▸ **What the task asks**:
Pull out all lines from the listing below in which the word "yesterday" appears.

(Stored data entries)
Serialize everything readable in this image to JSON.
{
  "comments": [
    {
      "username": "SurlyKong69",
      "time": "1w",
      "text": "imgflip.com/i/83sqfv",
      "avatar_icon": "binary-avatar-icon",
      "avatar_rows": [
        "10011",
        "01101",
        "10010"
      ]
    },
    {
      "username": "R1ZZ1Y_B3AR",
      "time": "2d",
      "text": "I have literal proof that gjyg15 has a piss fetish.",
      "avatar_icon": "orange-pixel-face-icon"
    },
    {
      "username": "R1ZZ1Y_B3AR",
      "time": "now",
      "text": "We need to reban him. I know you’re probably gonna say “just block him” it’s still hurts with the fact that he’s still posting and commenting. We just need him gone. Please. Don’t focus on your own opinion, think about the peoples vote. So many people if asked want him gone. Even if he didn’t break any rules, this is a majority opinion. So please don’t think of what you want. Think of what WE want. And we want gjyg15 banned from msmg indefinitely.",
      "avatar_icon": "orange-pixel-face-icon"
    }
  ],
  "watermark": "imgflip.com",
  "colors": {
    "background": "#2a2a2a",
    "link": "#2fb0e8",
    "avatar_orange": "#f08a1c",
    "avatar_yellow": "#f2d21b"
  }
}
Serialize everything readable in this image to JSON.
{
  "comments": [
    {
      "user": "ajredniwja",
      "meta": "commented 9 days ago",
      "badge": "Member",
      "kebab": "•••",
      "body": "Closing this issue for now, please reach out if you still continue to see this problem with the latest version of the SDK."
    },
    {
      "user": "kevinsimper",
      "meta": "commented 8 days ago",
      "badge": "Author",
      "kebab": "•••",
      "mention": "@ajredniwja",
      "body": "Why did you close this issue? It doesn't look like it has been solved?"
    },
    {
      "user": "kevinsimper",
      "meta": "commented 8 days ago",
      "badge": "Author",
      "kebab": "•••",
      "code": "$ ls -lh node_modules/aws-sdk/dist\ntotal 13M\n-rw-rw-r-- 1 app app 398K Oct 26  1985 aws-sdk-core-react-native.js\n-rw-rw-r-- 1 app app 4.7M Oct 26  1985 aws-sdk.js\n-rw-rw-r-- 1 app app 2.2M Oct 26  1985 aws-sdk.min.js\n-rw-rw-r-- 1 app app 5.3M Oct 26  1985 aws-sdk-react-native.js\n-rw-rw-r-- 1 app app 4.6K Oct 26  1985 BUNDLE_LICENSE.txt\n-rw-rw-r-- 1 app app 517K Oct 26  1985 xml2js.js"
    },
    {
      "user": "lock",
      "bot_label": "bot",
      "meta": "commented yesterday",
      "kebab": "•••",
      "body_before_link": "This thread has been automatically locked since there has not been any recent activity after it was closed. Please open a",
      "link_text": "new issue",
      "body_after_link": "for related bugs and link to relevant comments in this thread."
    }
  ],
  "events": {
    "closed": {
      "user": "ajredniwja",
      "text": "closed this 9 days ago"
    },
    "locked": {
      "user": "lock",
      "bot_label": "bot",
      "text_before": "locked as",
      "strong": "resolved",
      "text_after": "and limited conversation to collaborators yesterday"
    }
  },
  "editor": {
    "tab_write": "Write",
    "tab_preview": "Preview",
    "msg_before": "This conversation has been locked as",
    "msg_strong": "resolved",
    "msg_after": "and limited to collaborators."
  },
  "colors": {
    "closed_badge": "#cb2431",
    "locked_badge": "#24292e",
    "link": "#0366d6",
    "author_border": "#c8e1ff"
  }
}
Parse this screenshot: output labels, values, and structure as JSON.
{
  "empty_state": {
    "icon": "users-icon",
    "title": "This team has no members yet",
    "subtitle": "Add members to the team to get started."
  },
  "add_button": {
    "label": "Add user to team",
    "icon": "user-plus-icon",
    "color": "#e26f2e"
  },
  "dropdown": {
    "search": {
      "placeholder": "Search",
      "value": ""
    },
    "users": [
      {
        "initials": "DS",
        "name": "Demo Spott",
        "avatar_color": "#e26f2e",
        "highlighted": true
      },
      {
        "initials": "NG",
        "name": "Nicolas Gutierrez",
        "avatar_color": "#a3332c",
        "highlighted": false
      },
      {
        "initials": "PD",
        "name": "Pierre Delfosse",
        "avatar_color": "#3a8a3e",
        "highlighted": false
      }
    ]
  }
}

▸ **Final answer**:
      "meta": "commented yesterday",
      "text_after": "and limited conversation to collaborators yesterday"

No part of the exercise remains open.